**WHAT IS REQUIRED:** Can you restate the records below word for word?

* begin DATASET EXTRACT *

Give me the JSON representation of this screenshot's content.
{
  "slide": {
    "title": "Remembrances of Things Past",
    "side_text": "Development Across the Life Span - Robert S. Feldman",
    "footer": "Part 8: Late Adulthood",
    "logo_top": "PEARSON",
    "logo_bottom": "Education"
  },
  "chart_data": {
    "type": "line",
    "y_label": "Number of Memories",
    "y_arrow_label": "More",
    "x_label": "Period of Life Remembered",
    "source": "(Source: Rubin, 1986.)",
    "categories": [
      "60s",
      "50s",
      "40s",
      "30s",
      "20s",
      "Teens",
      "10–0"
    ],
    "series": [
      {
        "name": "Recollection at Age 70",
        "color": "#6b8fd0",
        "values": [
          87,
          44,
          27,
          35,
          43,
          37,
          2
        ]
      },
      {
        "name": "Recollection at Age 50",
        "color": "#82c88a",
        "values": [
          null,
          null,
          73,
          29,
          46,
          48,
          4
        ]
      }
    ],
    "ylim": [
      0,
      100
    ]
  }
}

* end DATASET EXTRACT *

**THE COMPLETED TASK:**
Give me the JSON representation of this screenshot's content.
{
  "slide": {
    "title": "Remembrances of Things Past",
    "side_text": "Development Across the Life Span - Robert S. Feldman",
    "footer": "Part 8: Late Adulthood",
    "logo_top": "PEARSON",
    "logo_bottom": "Education"
  },
  "chart_data": {
    "type": "line",
    "y_label": "Number of Memories",
    "y_arrow_label": "More",
    "x_label": "Period of Life Remembered",
    "source": "(Source: Rubin, 1986.)",
    "categories": [
      "60s",
      "50s",
      "40s",
      "30s",
      "20s",
      "Teens",
      "10–0"
    ],
    "series": [
      {
        "name": "Recollection at Age 70",
        "color": "#6b8fd0",
        "values": [
          87,
          44,
          27,
          35,
          43,
          37,
          2
        ]
      },
      {
        "name": "Recollection at Age 50",
        "color": "#82c88a",
        "values": [
          null,
          null,
          73,
          29,
          46,
          48,
          4
        ]
      }
    ],
    "ylim": [
      0,
      100
    ]
  }
}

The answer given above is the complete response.